◆ REQUEST ◆
For each line below that contains the string "this", copy that line.

◆ PROVIDED INFORMATION ◆
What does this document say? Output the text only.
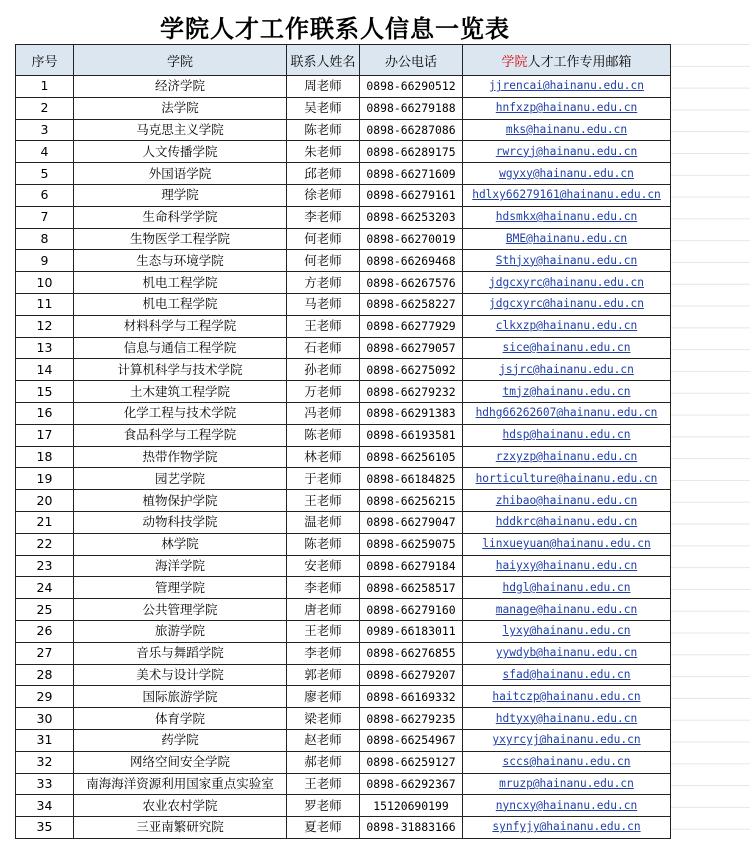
学院人才工作联系人信息一览表
序号	学院	联系人姓名	办公电话	学院人才工作专用邮箱
1	经济学院	周老师	0898-66290512	jjrencai@hainanu.edu.cn
2	法学院	吴老师	0898-66279188	hnfxzp@hainanu.edu.cn
3	马克思主义学院	陈老师	0898-66287086	mks@hainanu.edu.cn
4	人文传播学院	朱老师	0898-66289175	rwrcyj@hainanu.edu.cn
5	外国语学院	邱老师	0898-66271609	wgyxy@hainanu.edu.cn
6	理学院	徐老师	0898-66279161	hdlxy66279161@hainanu.edu.cn
7	生命科学学院	李老师	0898-66253203	hdsmkx@hainanu.edu.cn
8	生物医学工程学院	何老师	0898-66270019	BME@hainanu.edu.cn
9	生态与环境学院	何老师	0898-66269468	Sthjxy@hainanu.edu.cn
10	机电工程学院	方老师	0898-66267576	jdgcxyrc@hainanu.edu.cn
11	机电工程学院	马老师	0898-66258227	jdgcxyrc@hainanu.edu.cn
12	材料科学与工程学院	王老师	0898-66277929	clkxzp@hainanu.edu.cn
13	信息与通信工程学院	石老师	0898-66279057	sice@hainanu.edu.cn
14	计算机科学与技术学院	孙老师	0898-66275092	jsjrc@hainanu.edu.cn
15	土木建筑工程学院	万老师	0898-66279232	tmjz@hainanu.edu.cn
16	化学工程与技术学院	冯老师	0898-66291383	hdhg66262607@hainanu.edu.cn
17	食品科学与工程学院	陈老师	0898-66193581	hdsp@hainanu.edu.cn
18	热带作物学院	林老师	0898-66256105	rzxyzp@hainanu.edu.cn
19	园艺学院	于老师	0898-66184825	horticulture@hainanu.edu.cn
20	植物保护学院	王老师	0898-66256215	zhibao@hainanu.edu.cn
21	动物科技学院	温老师	0898-66279047	hddkrc@hainanu.edu.cn
22	林学院	陈老师	0898-66259075	linxueyuan@hainanu.edu.cn
23	海洋学院	安老师	0898-66279184	haiyxy@hainanu.edu.cn
24	管理学院	李老师	0898-66258517	hdgl@hainanu.edu.cn
25	公共管理学院	唐老师	0898-66279160	manage@hainanu.edu.cn
26	旅游学院	王老师	0989-66183011	lyxy@hainanu.edu.cn
27	音乐与舞蹈学院	李老师	0898-66276855	yywdyb@hainanu.edu.cn
28	美术与设计学院	郭老师	0898-66279207	sfad@hainanu.edu.cn
29	国际旅游学院	廖老师	0898-66169332	haitczp@hainanu.edu.cn
30	体育学院	梁老师	0898-66279235	hdtyxy@hainanu.edu.cn
31	药学院	赵老师	0898-66254967	yxyrcyj@hainanu.edu.cn
32	网络空间安全学院	郝老师	0898-66259127	sccs@hainanu.edu.cn
33	南海海洋资源利用国家重点实验室	王老师	0898-66292367	mruzp@hainanu.edu.cn
34	农业农村学院	罗老师	15120690199	nyncxy@hainanu.edu.cn
35	三亚南繁研究院	夏老师	0898-31883166	synfyjy@hainanu.edu.cn
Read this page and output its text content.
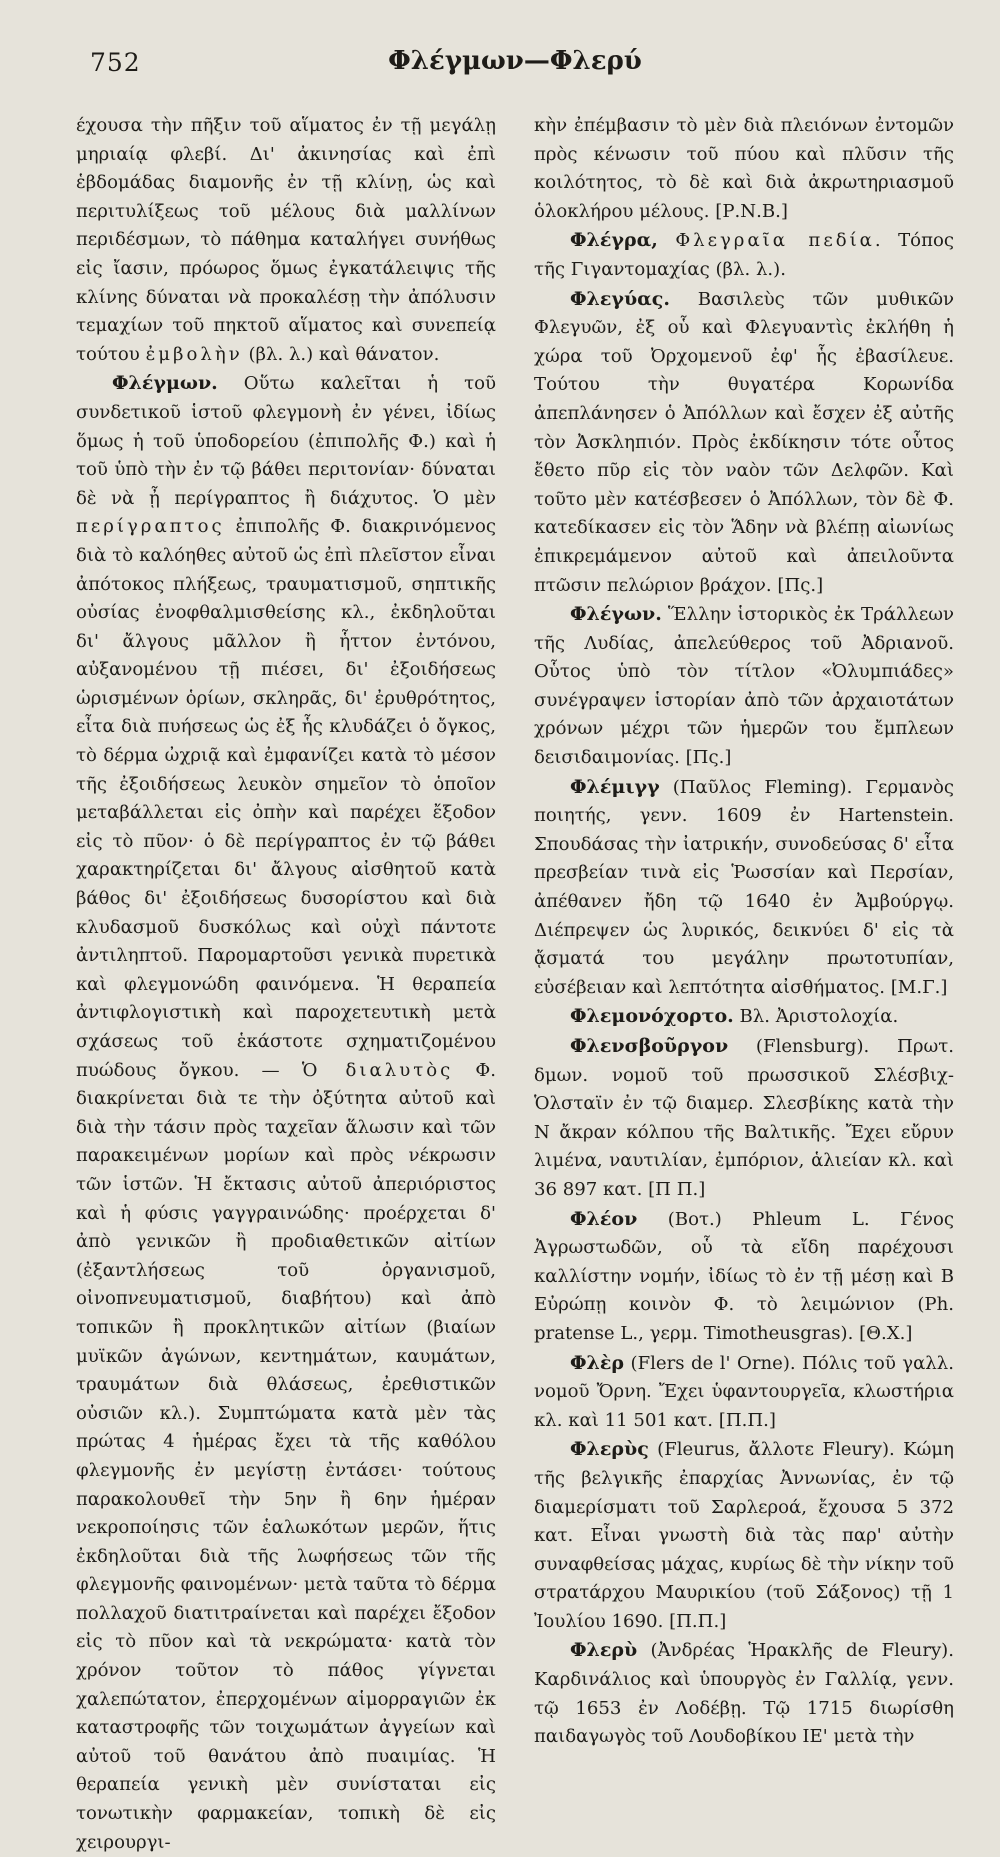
752	Φλέγμων—Φλερύ

έχουσα τὴν πῆξιν τοῦ αἵματος ἐν τῇ μεγάλῃ μηριαίᾳ φλεβί. Δι' ἀκινησίας καὶ ἐπὶ ἑβδομάδας διαμονῆς ἐν τῇ κλίνῃ, ὡς καὶ περιτυλίξεως τοῦ μέλους διὰ μαλλίνων περιδέσμων, τὸ πάθημα καταλήγει συνήθως εἰς ἴασιν, πρόωρος ὅμως ἐγκατάλειψις τῆς κλίνης δύναται νὰ προκαλέσῃ τὴν ἀπόλυσιν τεμαχίων τοῦ πηκτοῦ αἵματος καὶ συνεπείᾳ τούτου ἐμβολὴν (βλ. λ.) καὶ θάνατον.

Φλέγμων. Οὕτω καλεῖται ἡ τοῦ συνδετικοῦ ἱστοῦ φλεγμονὴ ἐν γένει, ἰδίως ὅμως ἡ τοῦ ὑποδορείου (ἐπιπολῆς Φ.) καὶ ἡ τοῦ ὑπὸ τὴν ἐν τῷ βάθει περιτονίαν· δύναται δὲ νὰ ᾖ περίγραπτος ἢ διάχυτος. Ὁ μὲν περίγραπτος ἐπιπολῆς Φ. διακρινόμενος διὰ τὸ καλόηθες αὐτοῦ ὡς ἐπὶ πλεῖστον εἶναι ἀπότοκος πλήξεως, τραυματισμοῦ, σηπτικῆς οὐσίας ἐνοφθαλμισθείσης κλ., ἐκδηλοῦται δι' ἄλγους μᾶλλον ἢ ἧττον ἐντόνου, αὐξανομένου τῇ πιέσει, δι' ἐξοιδήσεως ὡρισμένων ὁρίων, σκληρᾶς, δι' ἐρυθρότητος, εἶτα διὰ πυήσεως ὡς ἐξ ἧς κλυδάζει ὁ ὄγκος, τὸ δέρμα ὠχριᾷ καὶ ἐμφανίζει κατὰ τὸ μέσον τῆς ἐξοιδήσεως λευκὸν σημεῖον τὸ ὁποῖον μεταβάλλεται εἰς ὀπὴν καὶ παρέχει ἔξοδον εἰς τὸ πῦον· ὁ δὲ περίγραπτος ἐν τῷ βάθει χαρακτηρίζεται δι' ἄλγους αἰσθητοῦ κατὰ βάθος δι' ἐξοιδήσεως δυσορίστου καὶ διὰ κλυδασμοῦ δυσκόλως καὶ οὐχὶ πάντοτε ἀντιληπτοῦ. Παρομαρτοῦσι γενικὰ πυρετικὰ καὶ φλεγμονώδη φαινόμενα. Ἡ θεραπεία ἀντιφλογιστικὴ καὶ παροχετευτικὴ μετὰ σχάσεως τοῦ ἑκάστοτε σχηματιζομένου πυώδους ὄγκου. — Ὁ διαλυτὸς Φ. διακρίνεται διὰ τε τὴν ὀξύτητα αὐτοῦ καὶ διὰ τὴν τάσιν πρὸς ταχεῖαν ἅλωσιν καὶ τῶν παρακειμένων μορίων καὶ πρὸς νέκρωσιν τῶν ἱστῶν. Ἡ ἔκτασις αὐτοῦ ἀπεριόριστος καὶ ἡ φύσις γαγγραινώδης· προέρχεται δ' ἀπὸ γενικῶν ἢ προδιαθετικῶν αἰτίων (ἐξαντλήσεως τοῦ ὀργανισμοῦ, οἰνοπνευματισμοῦ, διαβήτου) καὶ ἀπὸ τοπικῶν ἢ προκλητικῶν αἰτίων (βιαίων μυϊκῶν ἀγώνων, κεντημάτων, καυμάτων, τραυμάτων διὰ θλάσεως, ἐρεθιστικῶν οὐσιῶν κλ.). Συμπτώματα κατὰ μὲν τὰς πρώτας 4 ἡμέρας ἔχει τὰ τῆς καθόλου φλεγμονῆς ἐν μεγίστῃ ἐντάσει· τούτους παρακολουθεῖ τὴν 5ην ἢ 6ην ἡμέραν νεκροποίησις τῶν ἑαλωκότων μερῶν, ἥτις ἐκδηλοῦται διὰ τῆς λωφήσεως τῶν τῆς φλεγμονῆς φαινομένων· μετὰ ταῦτα τὸ δέρμα πολλαχοῦ διατιτραίνεται καὶ παρέχει ἔξοδον εἰς τὸ πῦον καὶ τὰ νεκρώματα· κατὰ τὸν χρόνον τοῦτον τὸ πάθος γίγνεται χαλεπώτατον, ἐπερχομένων αἱμορραγιῶν ἐκ καταστροφῆς τῶν τοιχωμάτων ἀγγείων καὶ αὐτοῦ τοῦ θανάτου ἀπὸ πυαιμίας. Ἡ θεραπεία γενικὴ μὲν συνίσταται εἰς τονωτικὴν φαρμακείαν, τοπικὴ δὲ εἰς χειρουργι-

κὴν ἐπέμβασιν τὸ μὲν διὰ πλειόνων ἐντομῶν πρὸς κένωσιν τοῦ πύου καὶ πλῦσιν τῆς κοιλότητος, τὸ δὲ καὶ διὰ ἀκρωτηριασμοῦ ὁλοκλήρου μέλους. [Ρ.Ν.Β.]

Φλέγρα, Φλεγραῖα πεδία. Τόπος τῆς Γιγαντομαχίας (βλ. λ.).

Φλεγύας. Βασιλεὺς τῶν μυθικῶν Φλεγυῶν, ἐξ οὗ καὶ Φλεγυαντὶς ἐκλήθη ἡ χώρα τοῦ Ὀρχομενοῦ ἐφ' ἧς ἐβασίλευε. Τούτου τὴν θυγατέρα Κορωνίδα ἀπεπλάνησεν ὁ Ἀπόλλων καὶ ἔσχεν ἐξ αὐτῆς τὸν Ἀσκληπιόν. Πρὸς ἐκδίκησιν τότε οὗτος ἔθετο πῦρ εἰς τὸν ναὸν τῶν Δελφῶν. Καὶ τοῦτο μὲν κατέσβεσεν ὁ Ἀπόλλων, τὸν δὲ Φ. κατεδίκασεν εἰς τὸν Ἅδην νὰ βλέπῃ αἰωνίως ἐπικρεμάμενον αὐτοῦ καὶ ἀπειλοῦντα πτῶσιν πελώριον βράχον. [Πς.]

Φλέγων. Ἕλλην ἱστορικὸς ἐκ Τράλλεων τῆς Λυδίας, ἀπελεύθερος τοῦ Ἀδριανοῦ. Οὗτος ὑπὸ τὸν τίτλον «Ὀλυμπιάδες» συνέγραψεν ἱστορίαν ἀπὸ τῶν ἀρχαιοτάτων χρόνων μέχρι τῶν ἡμερῶν του ἔμπλεων δεισιδαιμονίας. [Πς.]

Φλέμιγγ (Παῦλος Fleming). Γερμανὸς ποιητής, γενν. 1609 ἐν Hartenstein. Σπουδάσας τὴν ἰατρικήν, συνοδεύσας δ' εἶτα πρεσβείαν τινὰ εἰς Ῥωσσίαν καὶ Περσίαν, ἀπέθανεν ἤδη τῷ 1640 ἐν Ἀμβούργῳ. Διέπρεψεν ὡς λυρικός, δεικνύει δ' εἰς τὰ ᾄσματά του μεγάλην πρωτοτυπίαν, εὐσέβειαν καὶ λεπτότητα αἰσθήματος. [Μ.Γ.]

Φλεμονόχορτο. Βλ. Ἀριστολοχία.

Φλενσβοῦργον (Flensburg). Πρωτ. δμων. νομοῦ τοῦ πρωσσικοῦ Σλέσβιχ-Ὁλσταϊν ἐν τῷ διαμερ. Σλεσβίκης κατὰ τὴν Ν ἄκραν κόλπου τῆς Βαλτικῆς. Ἔχει εὔρυν λιμένα, ναυτιλίαν, ἐμπόριον, ἁλιείαν κλ. καὶ 36 897 κατ. [Π Π.]

Φλέον (Βοτ.) Phleum L. Γένος Ἀγρωστωδῶν, οὗ τὰ εἴδη παρέχουσι καλλίστην νομήν, ἰδίως τὸ ἐν τῇ μέσῃ καὶ Β Εὐρώπῃ κοινὸν Φ. τὸ λειμώνιον (Ph. pratense L., γερμ. Timotheusgras). [Θ.Χ.]

Φλὲρ (Flers de l' Orne). Πόλις τοῦ γαλλ. νομοῦ Ὄρνη. Ἔχει ὑφαντουργεῖα, κλωστήρια κλ. καὶ 11 501 κατ. [Π.Π.]

Φλερὺς (Fleurus, ἄλλοτε Fleury). Κώμη τῆς βελγικῆς ἐπαρχίας Ἀννωνίας, ἐν τῷ διαμερίσματι τοῦ Σαρλεροά, ἔχουσα 5 372 κατ. Εἶναι γνωστὴ διὰ τὰς παρ' αὐτὴν συναφθείσας μάχας, κυρίως δὲ τὴν νίκην τοῦ στρατάρχου Μαυρικίου (τοῦ Σάξονος) τῇ 1 Ἰουλίου 1690. [Π.Π.]

Φλερὺ (Ἀνδρέας Ἡρακλῆς de Fleury). Καρδινάλιος καὶ ὑπουργὸς ἐν Γαλλίᾳ, γενν. τῷ 1653 ἐν Λοδέβῃ. Τῷ 1715 διωρίσθη παιδαγωγὸς τοῦ Λουδοβίκου ΙΕ' μετὰ τὴν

◆ EXERCISE RESULT ◆
What does this document say? Output the text only.
Read this page and output its text content.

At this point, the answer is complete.